## YOUR GOAL
Look through the lines below and extract each one that contains "radius".

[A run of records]
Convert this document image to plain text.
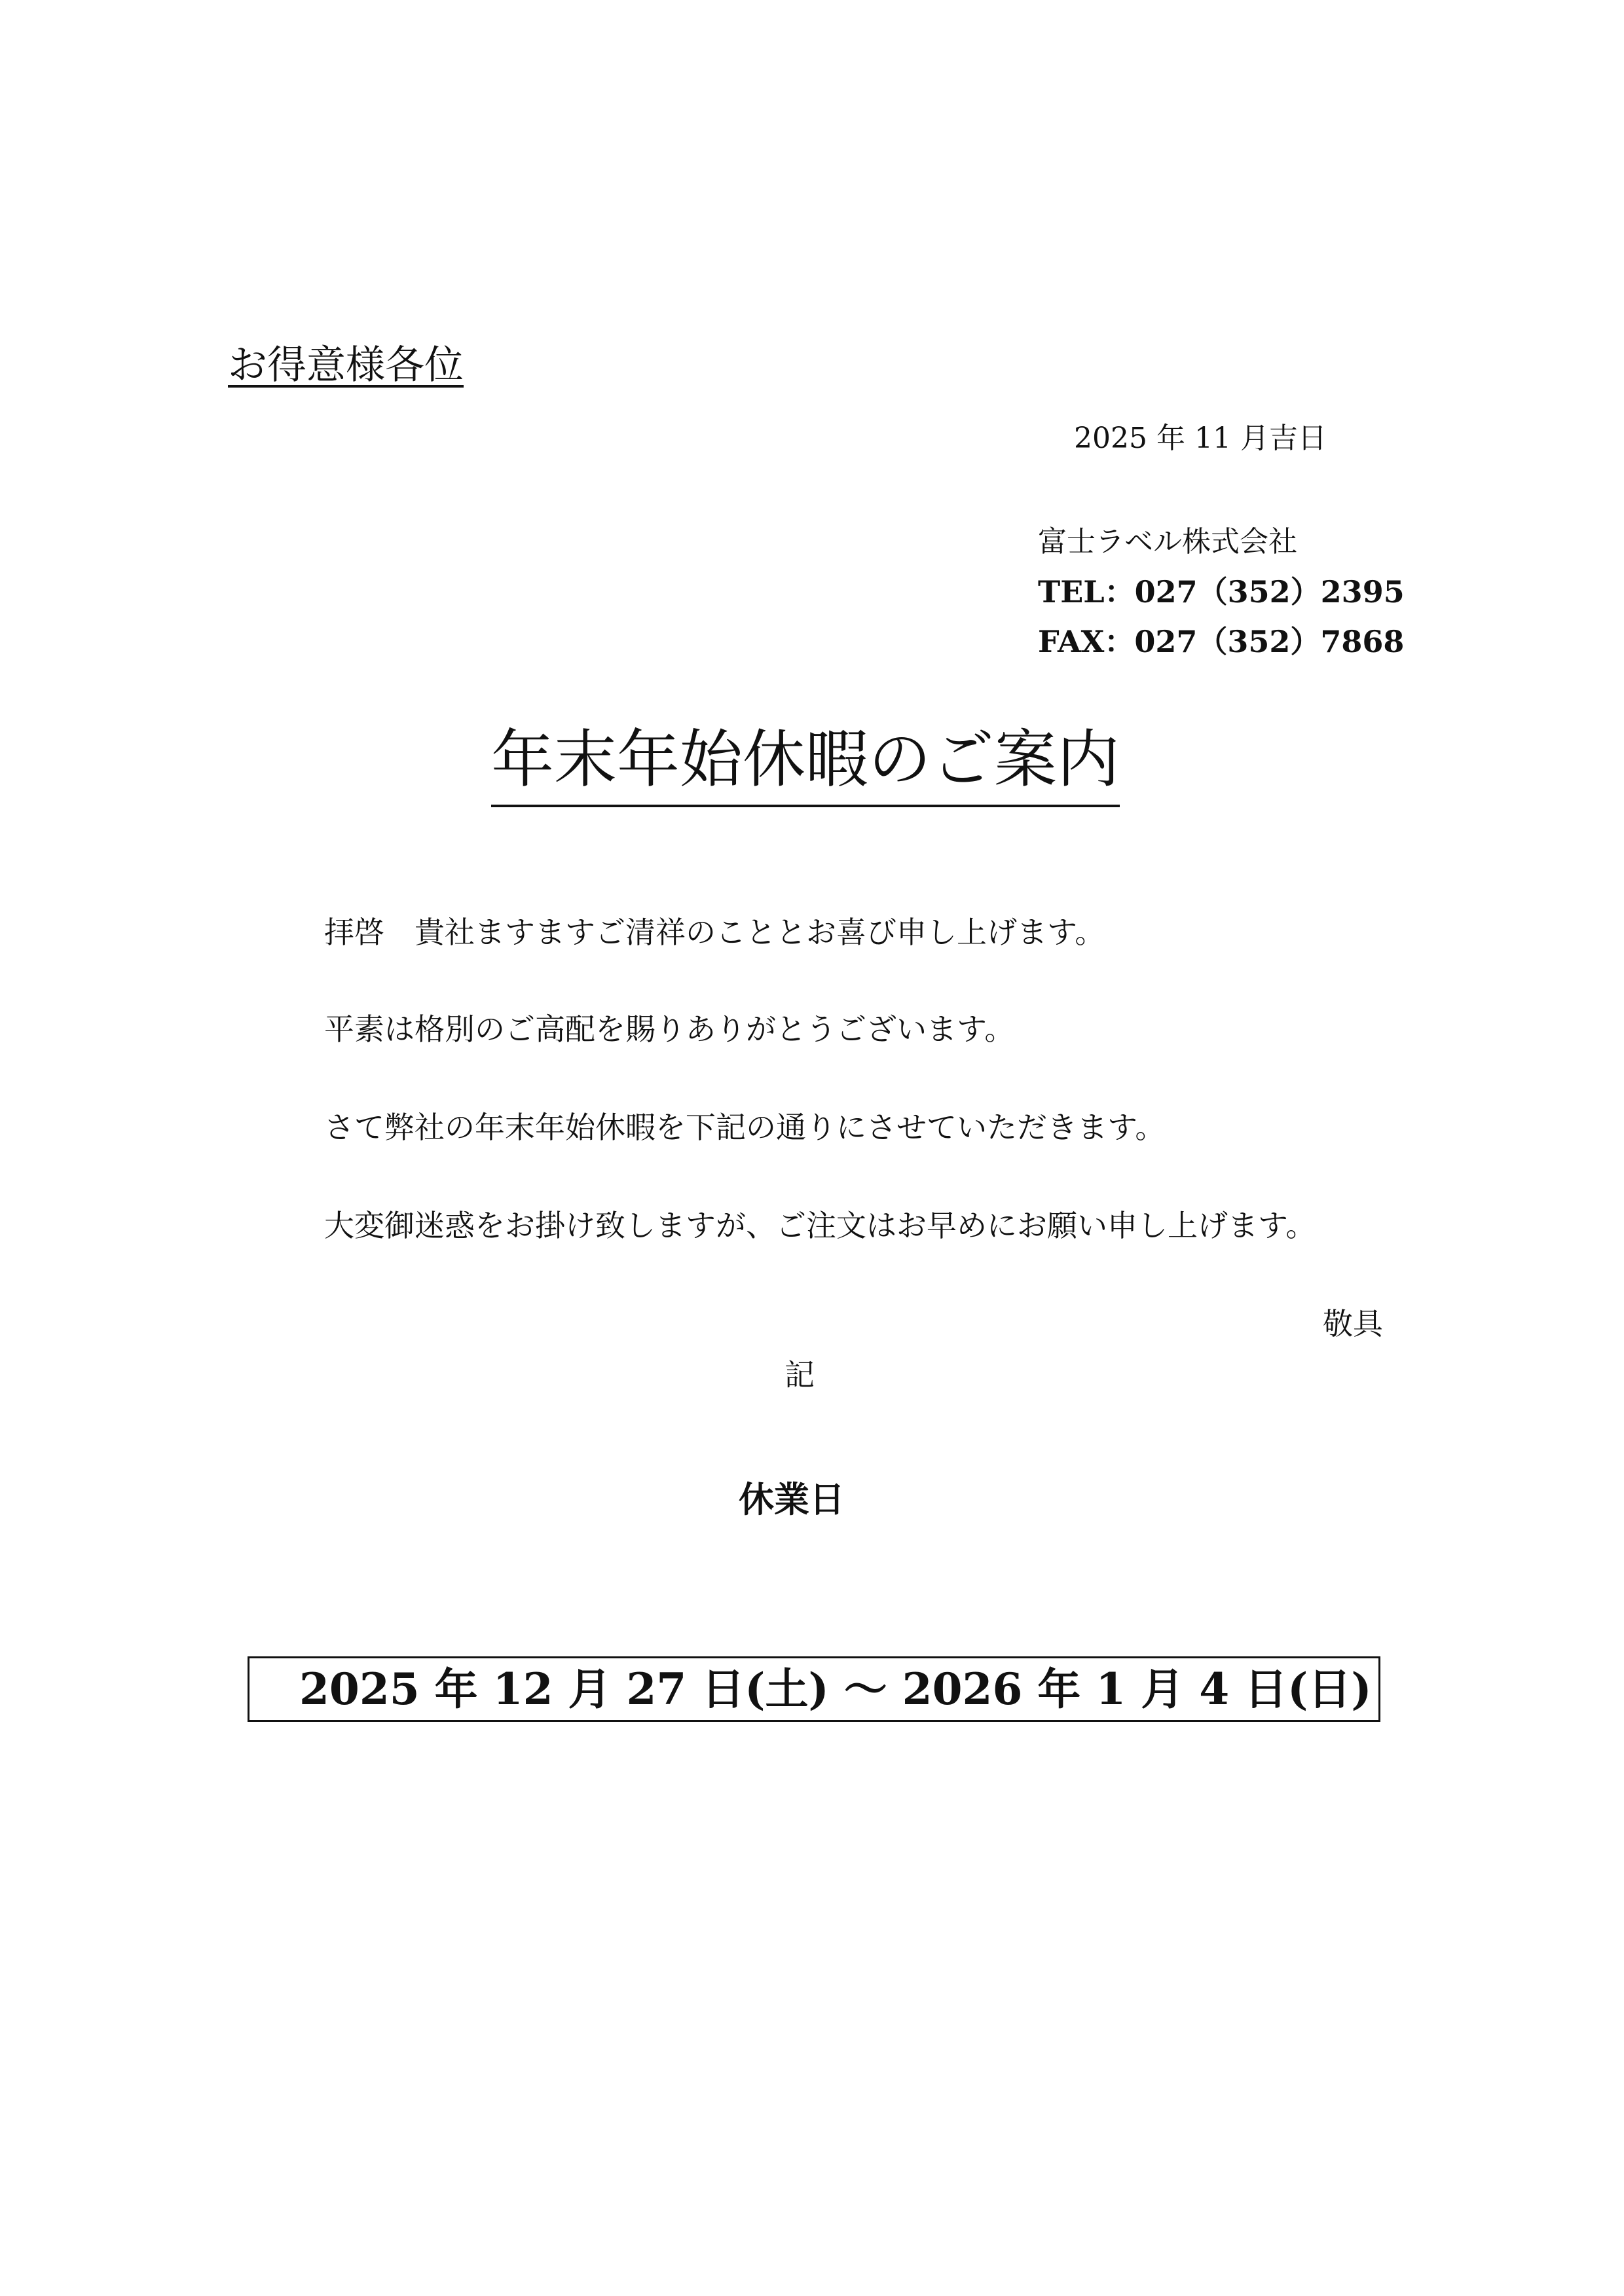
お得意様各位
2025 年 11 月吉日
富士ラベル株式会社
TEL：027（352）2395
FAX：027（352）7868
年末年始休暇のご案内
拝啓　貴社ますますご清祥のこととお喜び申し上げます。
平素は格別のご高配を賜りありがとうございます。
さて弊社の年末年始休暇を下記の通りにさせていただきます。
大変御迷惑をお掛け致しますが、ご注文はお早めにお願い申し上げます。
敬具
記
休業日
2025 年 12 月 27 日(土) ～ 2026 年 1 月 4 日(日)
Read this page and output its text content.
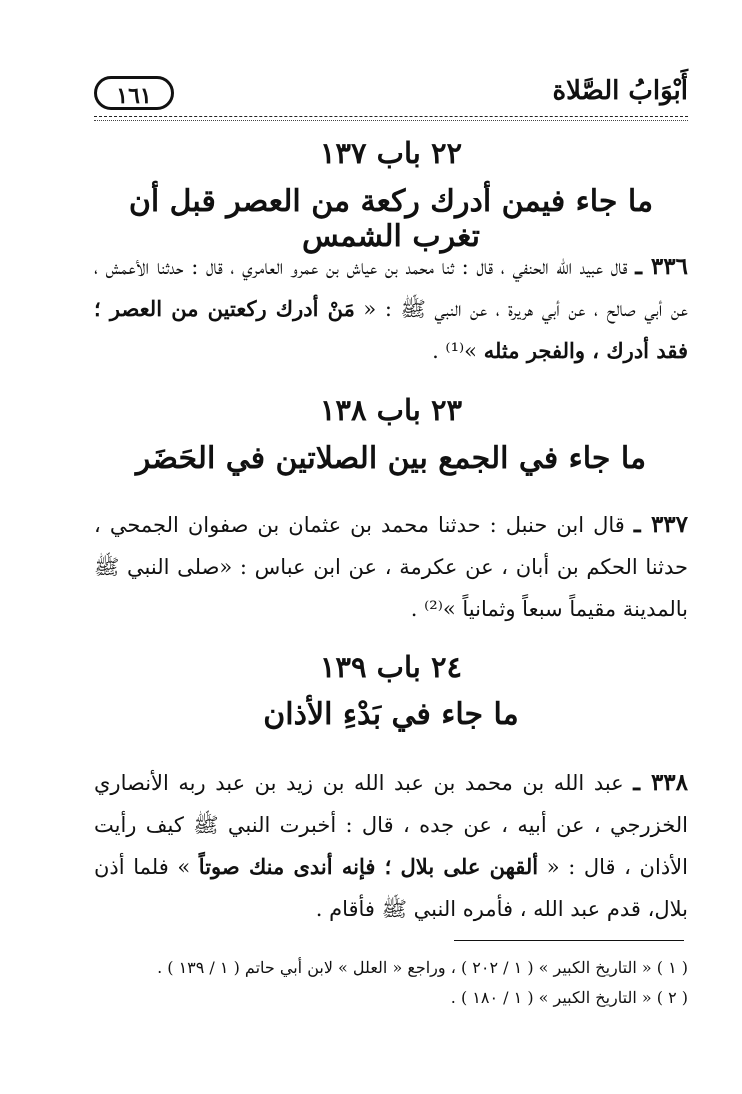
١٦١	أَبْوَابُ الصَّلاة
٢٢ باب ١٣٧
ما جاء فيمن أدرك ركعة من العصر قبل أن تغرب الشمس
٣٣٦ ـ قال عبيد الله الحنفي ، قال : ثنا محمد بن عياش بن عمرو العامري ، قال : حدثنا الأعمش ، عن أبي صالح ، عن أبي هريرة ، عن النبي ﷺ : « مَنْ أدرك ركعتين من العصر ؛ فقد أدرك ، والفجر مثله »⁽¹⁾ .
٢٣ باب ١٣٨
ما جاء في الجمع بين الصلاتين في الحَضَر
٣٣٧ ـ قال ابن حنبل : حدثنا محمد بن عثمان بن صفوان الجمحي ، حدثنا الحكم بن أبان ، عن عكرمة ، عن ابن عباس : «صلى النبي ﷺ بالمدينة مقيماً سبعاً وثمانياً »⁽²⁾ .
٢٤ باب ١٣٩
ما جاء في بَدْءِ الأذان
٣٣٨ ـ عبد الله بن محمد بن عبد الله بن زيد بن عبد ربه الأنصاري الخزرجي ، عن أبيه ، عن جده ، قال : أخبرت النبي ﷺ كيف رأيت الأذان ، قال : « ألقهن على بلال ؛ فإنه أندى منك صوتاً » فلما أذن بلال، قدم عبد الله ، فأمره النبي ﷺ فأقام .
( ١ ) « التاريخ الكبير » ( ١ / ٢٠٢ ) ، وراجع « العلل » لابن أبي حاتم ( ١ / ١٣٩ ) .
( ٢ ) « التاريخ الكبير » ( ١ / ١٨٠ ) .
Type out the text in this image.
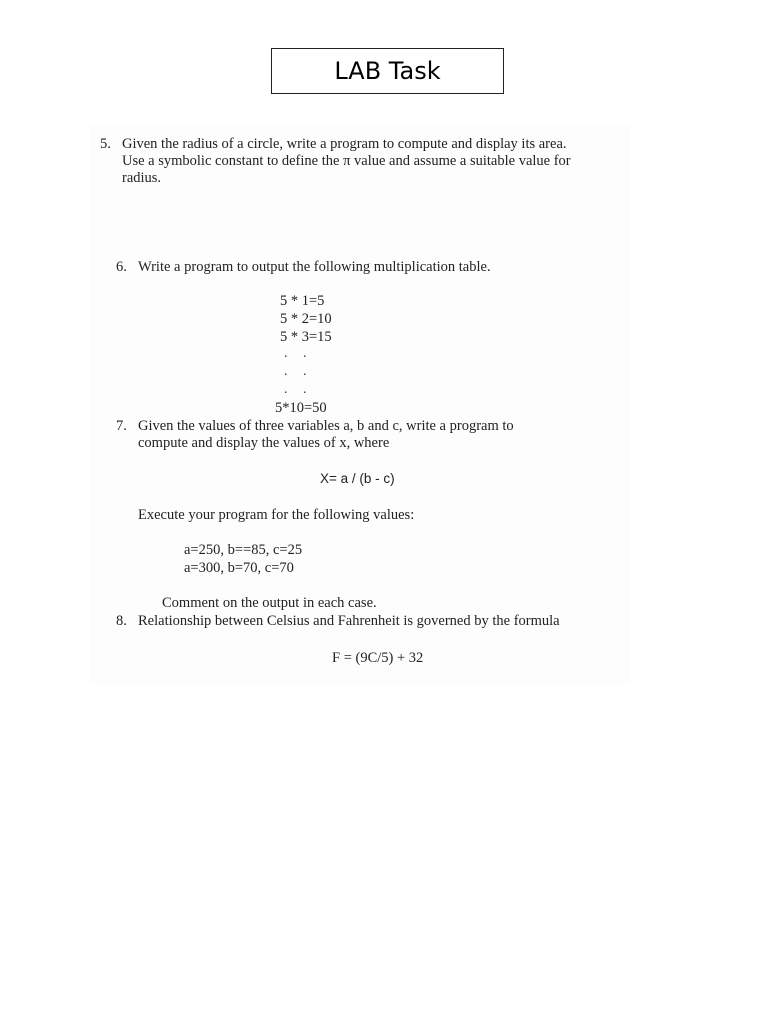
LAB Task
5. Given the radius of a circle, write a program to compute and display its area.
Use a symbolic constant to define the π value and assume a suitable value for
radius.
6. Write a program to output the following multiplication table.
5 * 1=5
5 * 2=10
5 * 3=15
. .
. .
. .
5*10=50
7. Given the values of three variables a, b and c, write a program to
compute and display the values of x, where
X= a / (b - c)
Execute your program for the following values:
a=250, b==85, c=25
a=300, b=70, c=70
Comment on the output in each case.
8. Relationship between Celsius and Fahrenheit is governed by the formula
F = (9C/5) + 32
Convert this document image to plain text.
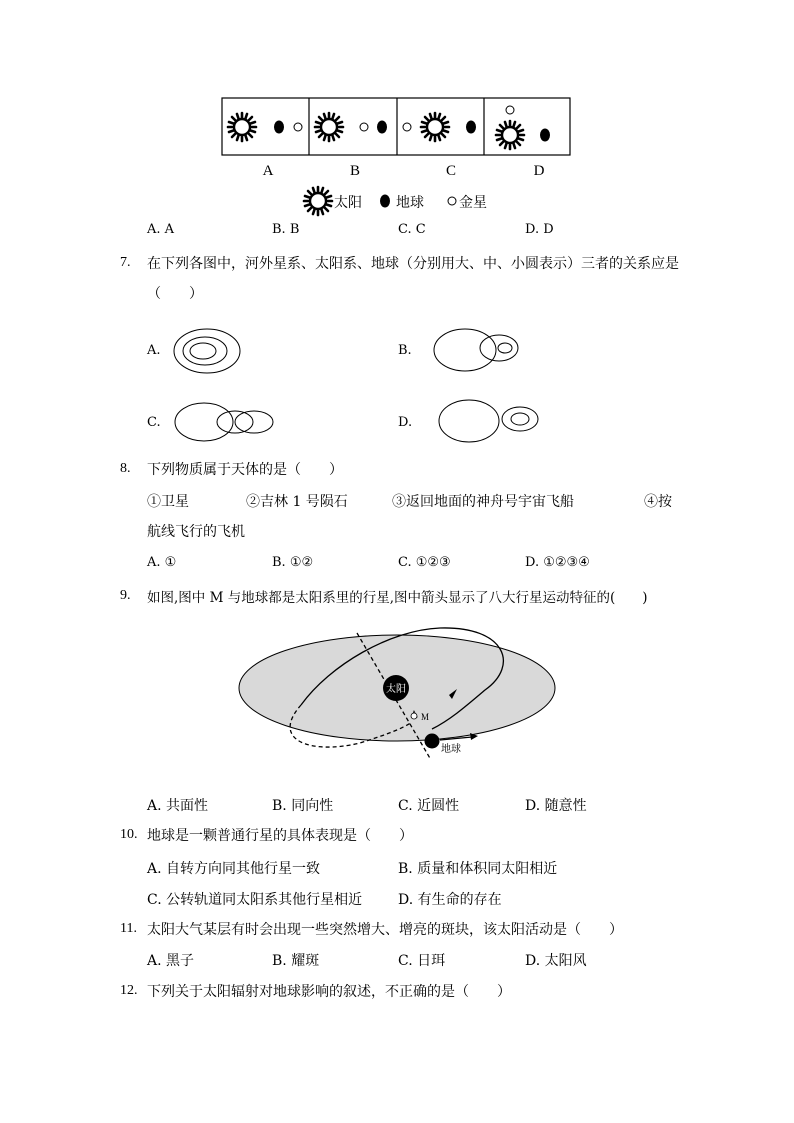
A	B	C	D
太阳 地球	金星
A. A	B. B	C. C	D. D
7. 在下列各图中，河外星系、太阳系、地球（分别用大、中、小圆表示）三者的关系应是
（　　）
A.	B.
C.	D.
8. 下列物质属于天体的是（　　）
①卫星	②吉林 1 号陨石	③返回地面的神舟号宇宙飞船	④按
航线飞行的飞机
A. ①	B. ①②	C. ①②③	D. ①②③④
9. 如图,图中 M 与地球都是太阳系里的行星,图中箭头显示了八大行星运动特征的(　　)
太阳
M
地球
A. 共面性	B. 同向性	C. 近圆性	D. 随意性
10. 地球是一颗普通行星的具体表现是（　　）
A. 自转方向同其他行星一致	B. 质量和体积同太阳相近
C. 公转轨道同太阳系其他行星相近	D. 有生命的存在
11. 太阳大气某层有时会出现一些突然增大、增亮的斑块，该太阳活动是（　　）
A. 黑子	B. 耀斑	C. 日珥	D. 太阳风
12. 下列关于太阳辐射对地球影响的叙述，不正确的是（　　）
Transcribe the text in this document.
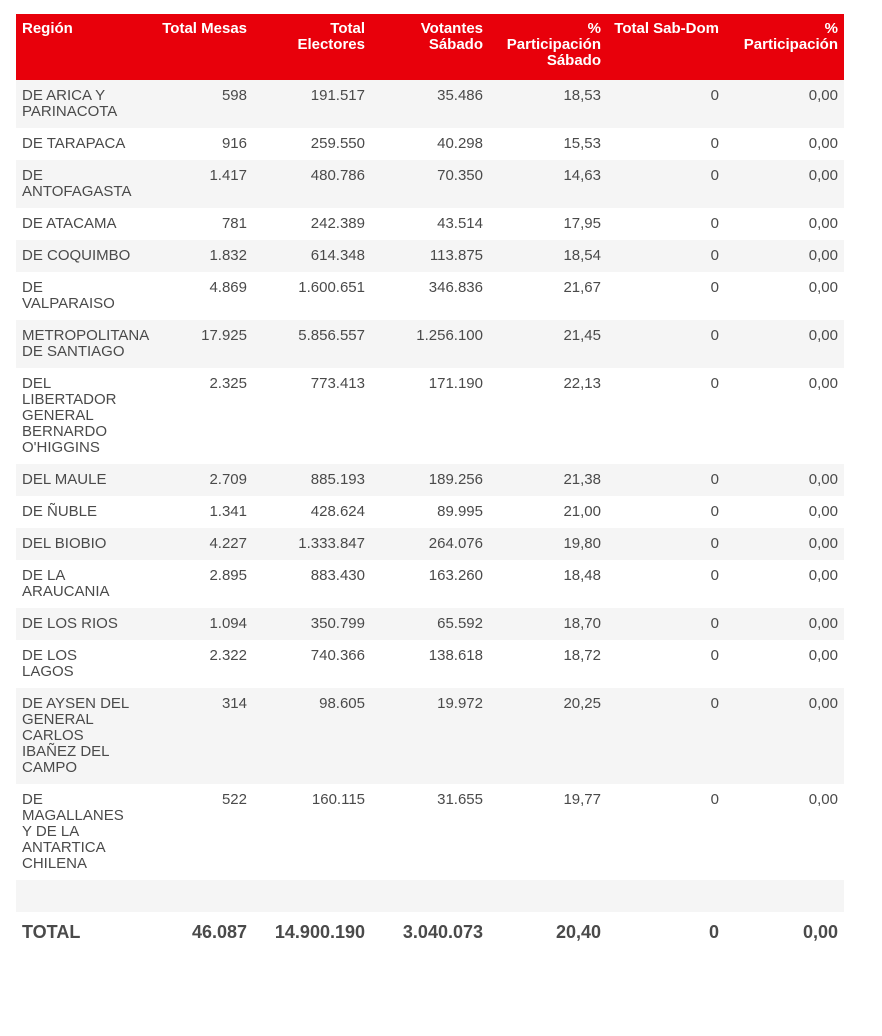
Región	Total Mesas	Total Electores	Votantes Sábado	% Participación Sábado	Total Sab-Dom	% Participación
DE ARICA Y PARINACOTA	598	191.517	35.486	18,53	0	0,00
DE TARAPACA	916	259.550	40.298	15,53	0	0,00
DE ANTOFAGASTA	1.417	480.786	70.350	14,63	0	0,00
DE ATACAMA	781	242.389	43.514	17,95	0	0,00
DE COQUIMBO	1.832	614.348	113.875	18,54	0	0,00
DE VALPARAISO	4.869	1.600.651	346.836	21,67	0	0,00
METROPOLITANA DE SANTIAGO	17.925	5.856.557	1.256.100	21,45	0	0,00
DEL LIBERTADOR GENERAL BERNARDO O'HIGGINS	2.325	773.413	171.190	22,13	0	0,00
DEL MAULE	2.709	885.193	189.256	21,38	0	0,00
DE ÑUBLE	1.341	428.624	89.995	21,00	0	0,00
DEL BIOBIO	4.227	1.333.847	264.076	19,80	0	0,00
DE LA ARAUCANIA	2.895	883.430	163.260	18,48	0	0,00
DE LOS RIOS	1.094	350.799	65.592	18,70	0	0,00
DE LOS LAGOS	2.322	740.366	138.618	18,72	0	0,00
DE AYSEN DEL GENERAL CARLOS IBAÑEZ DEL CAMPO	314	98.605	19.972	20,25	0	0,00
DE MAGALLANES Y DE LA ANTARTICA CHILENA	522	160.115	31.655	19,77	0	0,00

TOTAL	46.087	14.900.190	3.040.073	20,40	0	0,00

## THE SOLUTION
5. Given the radius of a circle, write a program to compute and display its area.
radius.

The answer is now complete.